Work to complete: List each line of the data that holds the string "icon".

* START Provided records *

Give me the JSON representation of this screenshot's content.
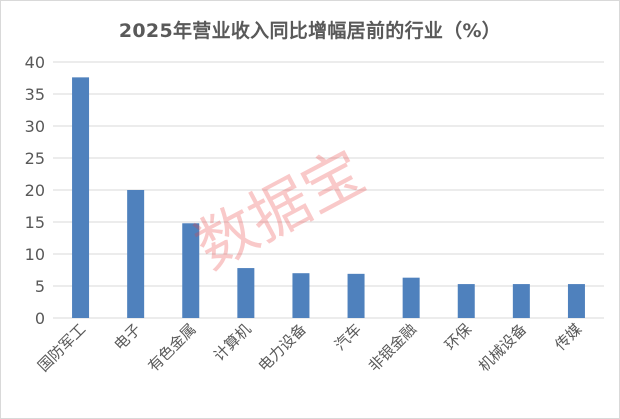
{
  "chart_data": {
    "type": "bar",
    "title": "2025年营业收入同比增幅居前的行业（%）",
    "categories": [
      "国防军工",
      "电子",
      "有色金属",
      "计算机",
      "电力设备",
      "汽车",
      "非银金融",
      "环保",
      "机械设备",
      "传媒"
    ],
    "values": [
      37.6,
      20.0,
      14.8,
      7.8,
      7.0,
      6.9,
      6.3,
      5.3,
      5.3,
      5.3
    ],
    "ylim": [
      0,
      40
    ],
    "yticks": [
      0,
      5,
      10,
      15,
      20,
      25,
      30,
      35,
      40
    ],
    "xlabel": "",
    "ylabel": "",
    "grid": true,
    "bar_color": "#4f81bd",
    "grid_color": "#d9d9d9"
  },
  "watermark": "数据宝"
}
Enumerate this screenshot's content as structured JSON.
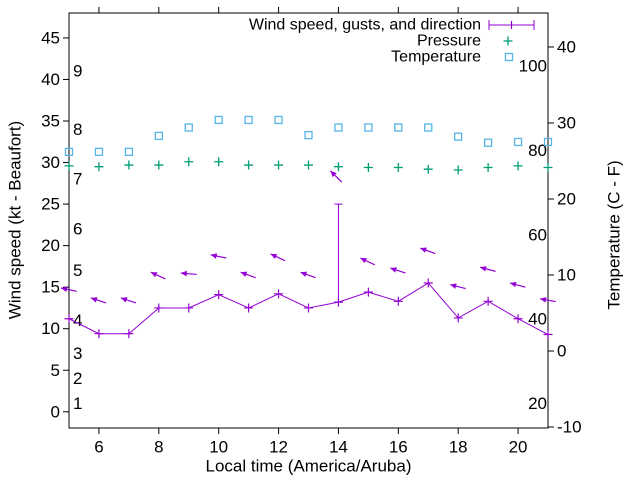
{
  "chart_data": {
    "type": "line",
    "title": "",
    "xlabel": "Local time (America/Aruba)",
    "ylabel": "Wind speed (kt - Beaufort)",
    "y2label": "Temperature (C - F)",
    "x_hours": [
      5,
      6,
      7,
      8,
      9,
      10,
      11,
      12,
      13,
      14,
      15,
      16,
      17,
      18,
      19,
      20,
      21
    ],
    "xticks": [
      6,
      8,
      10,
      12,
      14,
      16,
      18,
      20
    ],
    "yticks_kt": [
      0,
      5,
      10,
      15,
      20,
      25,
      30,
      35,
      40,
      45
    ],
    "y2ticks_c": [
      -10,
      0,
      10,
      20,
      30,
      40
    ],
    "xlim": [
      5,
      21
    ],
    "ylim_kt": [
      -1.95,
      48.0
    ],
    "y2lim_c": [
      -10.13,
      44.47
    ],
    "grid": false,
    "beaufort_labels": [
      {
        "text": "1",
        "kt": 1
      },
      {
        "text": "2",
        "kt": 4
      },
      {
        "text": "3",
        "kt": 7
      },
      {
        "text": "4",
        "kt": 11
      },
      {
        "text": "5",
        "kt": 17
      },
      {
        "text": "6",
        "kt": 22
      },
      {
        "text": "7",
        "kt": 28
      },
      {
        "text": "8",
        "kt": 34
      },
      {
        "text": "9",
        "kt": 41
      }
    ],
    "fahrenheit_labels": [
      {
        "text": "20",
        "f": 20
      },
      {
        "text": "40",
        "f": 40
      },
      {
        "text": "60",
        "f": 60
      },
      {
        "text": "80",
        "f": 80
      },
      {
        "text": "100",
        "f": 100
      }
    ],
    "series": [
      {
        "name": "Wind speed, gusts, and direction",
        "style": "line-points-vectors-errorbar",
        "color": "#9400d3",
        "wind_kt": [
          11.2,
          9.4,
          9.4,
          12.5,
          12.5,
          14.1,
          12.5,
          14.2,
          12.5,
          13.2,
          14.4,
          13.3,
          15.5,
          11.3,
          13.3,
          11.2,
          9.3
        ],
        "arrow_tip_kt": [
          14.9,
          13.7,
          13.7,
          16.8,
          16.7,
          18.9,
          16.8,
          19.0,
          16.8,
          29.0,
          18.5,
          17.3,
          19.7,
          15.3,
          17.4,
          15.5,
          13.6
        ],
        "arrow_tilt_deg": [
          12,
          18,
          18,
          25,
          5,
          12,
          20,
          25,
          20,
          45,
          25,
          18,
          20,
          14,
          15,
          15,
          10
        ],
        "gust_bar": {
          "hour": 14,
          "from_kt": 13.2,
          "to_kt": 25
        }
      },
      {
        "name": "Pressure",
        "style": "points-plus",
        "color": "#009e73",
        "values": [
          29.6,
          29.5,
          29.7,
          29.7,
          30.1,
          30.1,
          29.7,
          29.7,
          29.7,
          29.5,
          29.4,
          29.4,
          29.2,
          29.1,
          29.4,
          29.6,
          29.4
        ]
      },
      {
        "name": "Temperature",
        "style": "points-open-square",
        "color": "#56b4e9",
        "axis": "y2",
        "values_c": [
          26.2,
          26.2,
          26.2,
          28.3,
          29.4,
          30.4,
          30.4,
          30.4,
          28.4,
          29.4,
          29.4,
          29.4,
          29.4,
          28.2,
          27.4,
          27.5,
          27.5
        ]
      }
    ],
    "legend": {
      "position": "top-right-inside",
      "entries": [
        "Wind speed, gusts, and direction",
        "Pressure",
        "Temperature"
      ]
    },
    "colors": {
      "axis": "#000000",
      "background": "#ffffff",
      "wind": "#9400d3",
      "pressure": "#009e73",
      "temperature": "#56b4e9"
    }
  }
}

* END Provided records *
* START Provided records *

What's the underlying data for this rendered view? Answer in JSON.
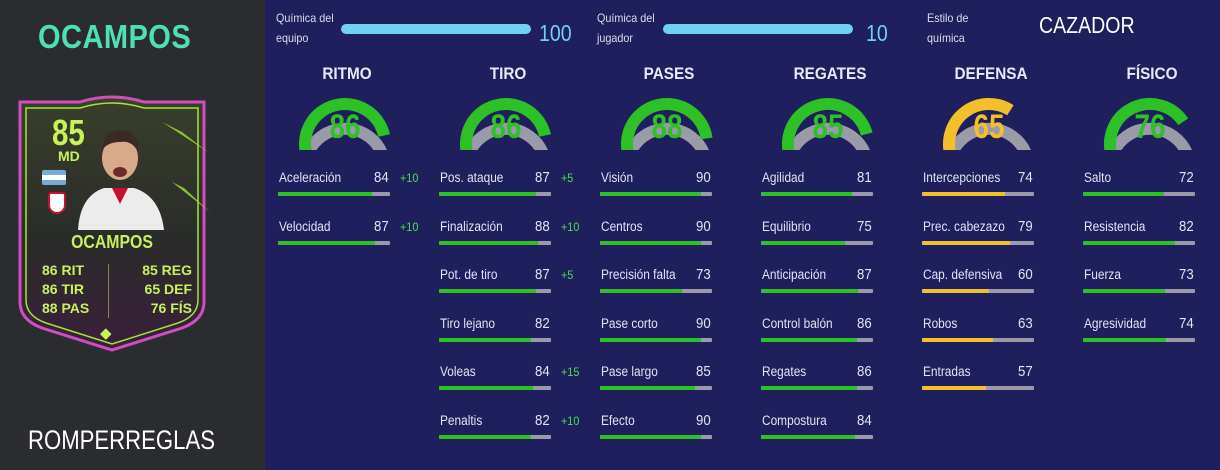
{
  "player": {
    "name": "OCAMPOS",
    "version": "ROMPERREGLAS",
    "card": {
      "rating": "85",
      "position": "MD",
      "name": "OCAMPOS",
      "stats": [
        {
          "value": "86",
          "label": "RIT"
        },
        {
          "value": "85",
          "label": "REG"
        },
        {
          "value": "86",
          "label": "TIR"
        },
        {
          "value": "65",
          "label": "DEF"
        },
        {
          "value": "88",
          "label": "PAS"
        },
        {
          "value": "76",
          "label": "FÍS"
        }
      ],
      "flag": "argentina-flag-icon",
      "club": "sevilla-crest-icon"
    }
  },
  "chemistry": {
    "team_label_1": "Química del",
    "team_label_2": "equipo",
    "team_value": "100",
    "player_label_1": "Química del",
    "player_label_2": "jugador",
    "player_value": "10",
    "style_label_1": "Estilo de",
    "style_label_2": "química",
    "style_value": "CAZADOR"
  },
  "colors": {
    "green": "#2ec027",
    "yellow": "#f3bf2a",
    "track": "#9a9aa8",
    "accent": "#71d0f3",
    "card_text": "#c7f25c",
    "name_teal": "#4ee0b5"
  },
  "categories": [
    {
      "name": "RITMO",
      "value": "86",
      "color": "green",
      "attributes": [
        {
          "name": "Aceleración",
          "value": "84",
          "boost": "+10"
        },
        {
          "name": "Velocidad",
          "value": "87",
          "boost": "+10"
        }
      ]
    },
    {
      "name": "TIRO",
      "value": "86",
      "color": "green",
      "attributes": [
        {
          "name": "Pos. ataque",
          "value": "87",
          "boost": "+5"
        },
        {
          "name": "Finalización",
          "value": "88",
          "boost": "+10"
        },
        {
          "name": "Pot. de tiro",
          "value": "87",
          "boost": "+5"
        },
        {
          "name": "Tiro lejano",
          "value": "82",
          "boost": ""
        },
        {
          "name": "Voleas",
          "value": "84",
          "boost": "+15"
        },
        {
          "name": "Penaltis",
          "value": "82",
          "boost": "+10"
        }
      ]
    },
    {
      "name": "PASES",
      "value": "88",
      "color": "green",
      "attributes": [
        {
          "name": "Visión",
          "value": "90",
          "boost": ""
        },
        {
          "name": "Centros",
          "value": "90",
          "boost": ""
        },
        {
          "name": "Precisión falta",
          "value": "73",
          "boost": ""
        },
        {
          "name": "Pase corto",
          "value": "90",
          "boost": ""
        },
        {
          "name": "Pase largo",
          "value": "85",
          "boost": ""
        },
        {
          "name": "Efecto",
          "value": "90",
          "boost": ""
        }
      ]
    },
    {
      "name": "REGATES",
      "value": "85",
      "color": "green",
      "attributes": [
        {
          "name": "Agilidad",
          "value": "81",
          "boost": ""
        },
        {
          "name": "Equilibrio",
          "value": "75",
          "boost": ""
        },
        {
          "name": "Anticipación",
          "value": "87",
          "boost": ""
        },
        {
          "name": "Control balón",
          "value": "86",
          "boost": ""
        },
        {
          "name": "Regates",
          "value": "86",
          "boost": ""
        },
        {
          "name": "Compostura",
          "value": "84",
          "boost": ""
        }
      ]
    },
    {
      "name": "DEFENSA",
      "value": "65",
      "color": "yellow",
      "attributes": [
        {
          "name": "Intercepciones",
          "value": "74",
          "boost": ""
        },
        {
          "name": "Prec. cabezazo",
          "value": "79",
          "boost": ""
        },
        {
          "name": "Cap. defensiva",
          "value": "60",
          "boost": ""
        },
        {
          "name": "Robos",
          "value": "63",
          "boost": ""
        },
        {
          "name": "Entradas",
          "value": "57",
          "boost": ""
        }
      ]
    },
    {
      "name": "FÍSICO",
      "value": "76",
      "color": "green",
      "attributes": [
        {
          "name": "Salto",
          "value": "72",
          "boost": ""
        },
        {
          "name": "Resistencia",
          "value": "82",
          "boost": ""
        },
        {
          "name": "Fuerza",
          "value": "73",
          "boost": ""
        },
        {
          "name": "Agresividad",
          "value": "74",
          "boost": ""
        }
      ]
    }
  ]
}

* END Provided records *

Response:
      "flag": "argentina-flag-icon",
      "club": "sevilla-crest-icon"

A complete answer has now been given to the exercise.